● **WHAT IS BEING ASKED**
Carry on the notes on Clojure tooling and spec error messages below, starting after their last line; the rows that come after the notes are not part of them.

● **DOCUMENT SEGMENT**
☆ ☆ ☆ ☆ ☆

- Building new Clojure/ClojureScript app – what are his libraries/tools of choice?
- Pick as few libraries as possible.
- He (always) uses React for frontend applications.
- He prefers Om style – passing state explicitly to downstream components instead of referencing global state.
- But he didn’t do much ClojureScript development in the last year or so (e.g. re-frame got a lot better)
- In lots of applications, you don’t need to make decisions about REST and GraphQL until you reach a certain size.
- just pushing JSON data through APIs
- If you know exactly what you’re building and how big it’s gonna be then it might be useful to pay that cost upfront.
- Strictly-specking library
- It was written mostly for the purpose of checking Figwheel/ClojureScript configuration options of which there are many and they’re easy to get wrong.
- He started to write it in core.logic, then spec came out and he re-wrote it using spec.
- Back then, spec was missing some features (it wasn’t so easy to get an exact pointer to the problem inside the input data structure).
- After that, there were some improvements to spec which made his job easier.
- Spec error messages
- Concerning Clojure.core we’re talking about macros and special forms.
- You get very detailed error messages – however, programming is a very incremental activity, and you just need a very brief and clear error message.

☆ ☆ ☆ ☆ ☆

● **STUDY MATERIAL**
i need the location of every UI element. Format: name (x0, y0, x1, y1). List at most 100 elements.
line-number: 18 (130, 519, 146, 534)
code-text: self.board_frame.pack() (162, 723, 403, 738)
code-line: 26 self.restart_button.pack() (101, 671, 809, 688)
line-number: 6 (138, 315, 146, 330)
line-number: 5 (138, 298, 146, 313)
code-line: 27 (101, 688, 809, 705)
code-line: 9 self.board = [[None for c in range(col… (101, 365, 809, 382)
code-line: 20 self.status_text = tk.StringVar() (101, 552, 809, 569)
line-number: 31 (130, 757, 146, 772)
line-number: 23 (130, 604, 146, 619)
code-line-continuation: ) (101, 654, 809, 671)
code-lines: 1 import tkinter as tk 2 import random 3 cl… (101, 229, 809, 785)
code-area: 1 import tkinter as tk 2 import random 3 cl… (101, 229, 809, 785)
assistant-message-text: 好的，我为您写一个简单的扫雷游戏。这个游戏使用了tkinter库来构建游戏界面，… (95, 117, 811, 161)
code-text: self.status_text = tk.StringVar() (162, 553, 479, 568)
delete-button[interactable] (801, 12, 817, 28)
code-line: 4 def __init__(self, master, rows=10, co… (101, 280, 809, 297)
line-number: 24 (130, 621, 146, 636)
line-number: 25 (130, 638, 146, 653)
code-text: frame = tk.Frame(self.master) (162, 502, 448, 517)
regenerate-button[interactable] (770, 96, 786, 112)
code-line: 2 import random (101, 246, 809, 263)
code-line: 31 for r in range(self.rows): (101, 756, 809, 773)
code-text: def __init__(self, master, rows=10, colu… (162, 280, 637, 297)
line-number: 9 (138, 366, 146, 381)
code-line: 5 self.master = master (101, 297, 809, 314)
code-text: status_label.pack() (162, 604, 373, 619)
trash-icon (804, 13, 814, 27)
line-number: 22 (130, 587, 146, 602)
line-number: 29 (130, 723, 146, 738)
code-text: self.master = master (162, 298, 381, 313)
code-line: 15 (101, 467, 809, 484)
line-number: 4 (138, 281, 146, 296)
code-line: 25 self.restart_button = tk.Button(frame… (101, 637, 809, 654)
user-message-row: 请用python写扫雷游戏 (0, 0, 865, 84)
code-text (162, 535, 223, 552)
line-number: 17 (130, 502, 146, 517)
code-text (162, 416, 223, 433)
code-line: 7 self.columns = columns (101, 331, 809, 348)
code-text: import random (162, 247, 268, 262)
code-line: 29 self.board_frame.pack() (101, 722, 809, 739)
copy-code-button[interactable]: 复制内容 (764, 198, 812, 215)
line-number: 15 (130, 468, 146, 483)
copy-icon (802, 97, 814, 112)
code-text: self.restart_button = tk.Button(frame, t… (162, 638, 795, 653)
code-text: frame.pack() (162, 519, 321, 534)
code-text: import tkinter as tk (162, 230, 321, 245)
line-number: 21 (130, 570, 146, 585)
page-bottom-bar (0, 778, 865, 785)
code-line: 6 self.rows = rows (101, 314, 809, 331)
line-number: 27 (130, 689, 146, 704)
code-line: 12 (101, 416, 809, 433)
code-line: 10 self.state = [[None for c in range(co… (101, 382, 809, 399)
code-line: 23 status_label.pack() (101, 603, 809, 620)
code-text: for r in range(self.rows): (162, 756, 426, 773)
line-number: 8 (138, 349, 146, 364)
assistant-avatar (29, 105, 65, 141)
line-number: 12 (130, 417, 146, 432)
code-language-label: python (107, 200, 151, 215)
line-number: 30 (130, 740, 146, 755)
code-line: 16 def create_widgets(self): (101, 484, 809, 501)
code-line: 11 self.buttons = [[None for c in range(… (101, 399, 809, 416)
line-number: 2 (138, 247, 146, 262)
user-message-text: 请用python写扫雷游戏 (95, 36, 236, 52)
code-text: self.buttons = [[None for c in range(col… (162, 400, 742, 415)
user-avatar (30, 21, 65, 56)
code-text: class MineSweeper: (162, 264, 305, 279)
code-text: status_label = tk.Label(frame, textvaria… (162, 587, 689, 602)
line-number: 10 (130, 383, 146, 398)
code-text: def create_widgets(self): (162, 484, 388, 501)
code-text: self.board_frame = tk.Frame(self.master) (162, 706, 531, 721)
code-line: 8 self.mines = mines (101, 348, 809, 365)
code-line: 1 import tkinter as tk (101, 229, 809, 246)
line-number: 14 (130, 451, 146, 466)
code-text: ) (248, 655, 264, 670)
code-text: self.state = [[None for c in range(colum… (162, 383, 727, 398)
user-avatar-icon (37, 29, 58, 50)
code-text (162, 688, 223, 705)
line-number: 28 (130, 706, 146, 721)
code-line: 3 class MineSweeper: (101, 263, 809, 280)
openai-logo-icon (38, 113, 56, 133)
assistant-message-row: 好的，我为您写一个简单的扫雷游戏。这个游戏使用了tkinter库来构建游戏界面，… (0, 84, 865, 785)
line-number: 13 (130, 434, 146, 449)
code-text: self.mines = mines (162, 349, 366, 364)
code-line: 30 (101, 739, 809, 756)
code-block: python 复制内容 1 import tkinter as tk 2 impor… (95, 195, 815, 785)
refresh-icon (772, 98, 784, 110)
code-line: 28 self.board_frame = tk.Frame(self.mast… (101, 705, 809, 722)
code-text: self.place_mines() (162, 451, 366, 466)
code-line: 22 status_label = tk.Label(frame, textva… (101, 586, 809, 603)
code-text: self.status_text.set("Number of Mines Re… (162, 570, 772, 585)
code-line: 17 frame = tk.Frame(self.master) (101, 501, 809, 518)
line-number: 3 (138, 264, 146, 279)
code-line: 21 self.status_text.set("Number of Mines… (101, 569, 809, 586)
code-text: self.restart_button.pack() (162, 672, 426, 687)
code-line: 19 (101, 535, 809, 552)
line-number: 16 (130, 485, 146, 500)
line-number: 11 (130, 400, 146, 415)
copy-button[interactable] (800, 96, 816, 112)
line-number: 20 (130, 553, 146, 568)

☆ ☆ ☆ ☆ ☆

● **ANSWER TO THE PROBLEM**
- BUT, you can write a library that will match certain spec errors for core macros and output precise and clear user-facing error messages.
- When saying “better error messages”, it helps to be a lot more precise what does that mean – e.g. “We need a concise error message along with a pointer to the start and the end of the relevant code.”
- Unfortunately, that pointer is contextual – it depends on the file in which you are, etc.
- Bruce really wants better error messages to bring more people to Clojure – that’s the reason why he is writing rebel-readline.
- Concerning Clojure.core we’re talking about macros and special forms.
- Devcards
- All Bruce’s projects are focused on bringing Clojure interactivity to people.
- When writing browser applications you always run in a broader context of the browser.
- Devcards’ idea is that it should be easy to create independent pieces of an application and have them together.
- Future (ideas about Fighweel and more)
- Spec errors descriptions
- Keeping statistics and visual history of errors and messages.
- rebel-readline
- Story
- He does Advent of Code every year.
- Working on programming projects let you reflect on our programming experience.
- TIS 100 – assembly language programming game – the easiest way to learn assembly programming again.
- REPL is kind of a game – idea of building challenges in REPL; he never got too far with this.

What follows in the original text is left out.